**WHAT IS EXPECTED:** Would you print the data below exactly, leaving out every picture?

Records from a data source
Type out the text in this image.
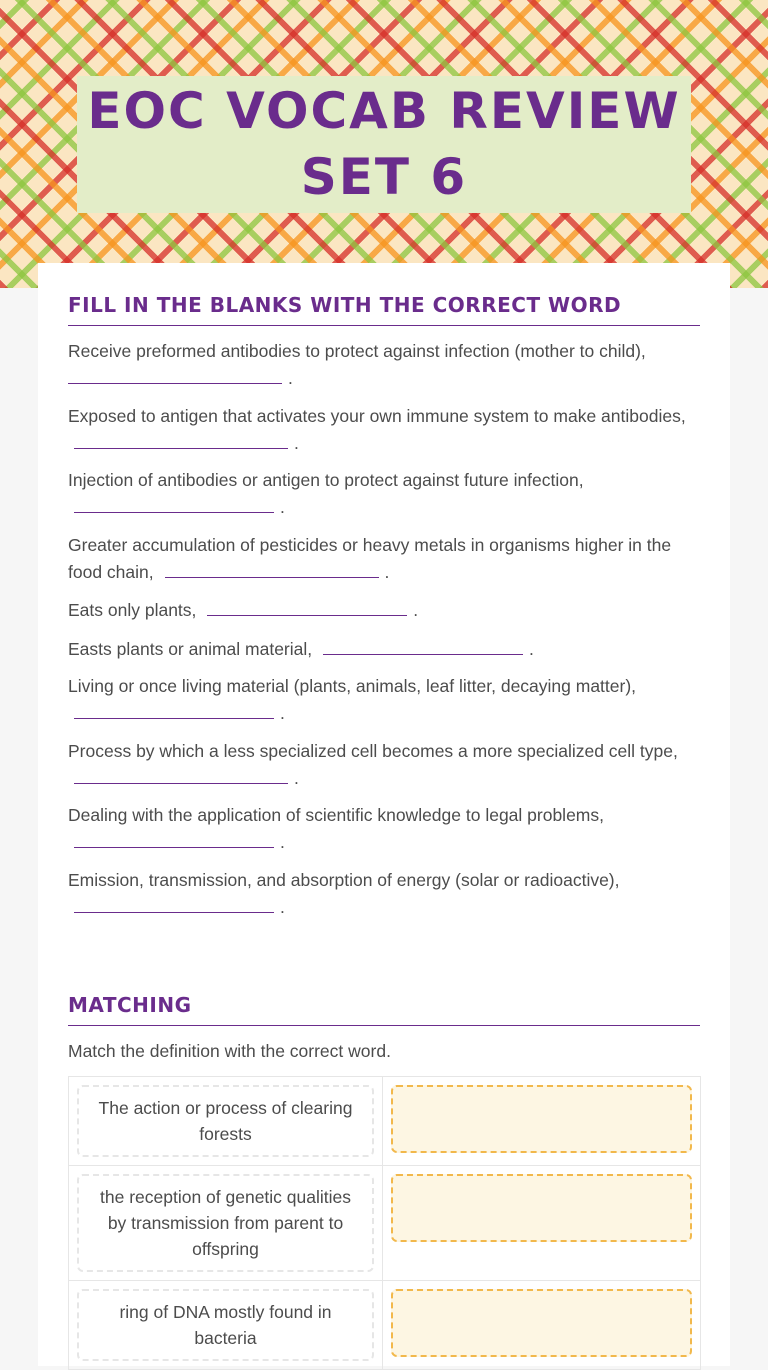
EOC VOCAB REVIEW
SET 6
FILL IN THE BLANKS WITH THE CORRECT WORD
Receive preformed antibodies to protect against infection (mother to child),
.
Exposed to antigen that activates your own immune system to make antibodies, .
Injection of antibodies or antigen to protect against future infection,
.
Greater accumulation of pesticides or heavy metals in organisms higher in the food chain,	.
Eats only plants,	.
Easts plants or animal material,	.
Living or once living material (plants, animals, leaf litter, decaying matter),
.
Process by which a less specialized cell becomes a more specialized cell type, .
Dealing with the application of scientific knowledge to legal problems,
.
Emission, transmission, and absorption of energy (solar or radioactive),
.
MATCHING
Match the definition with the correct word.
The action or process of clearing forests
the reception of genetic qualities by transmission from parent to offspring
ring of DNA mostly found in bacteria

**TASK ANSWER:**
Type out the text in this image.
EOC VOCAB REVIEW
SET 6
FILL IN THE BLANKS WITH THE CORRECT WORD
Receive preformed antibodies to protect against infection (mother to child),
.
Exposed to antigen that activates your own immune system to make antibodies, .
Injection of antibodies or antigen to protect against future infection,
.
Greater accumulation of pesticides or heavy metals in organisms higher in the food chain,	.
Eats only plants,	.
Easts plants or animal material,	.
Living or once living material (plants, animals, leaf litter, decaying matter),
.
Process by which a less specialized cell becomes a more specialized cell type, .
Dealing with the application of scientific knowledge to legal problems,
.
Emission, transmission, and absorption of energy (solar or radioactive),
.
MATCHING
Match the definition with the correct word.
The action or process of clearing forests
the reception of genetic qualities by transmission from parent to offspring
ring of DNA mostly found in bacteria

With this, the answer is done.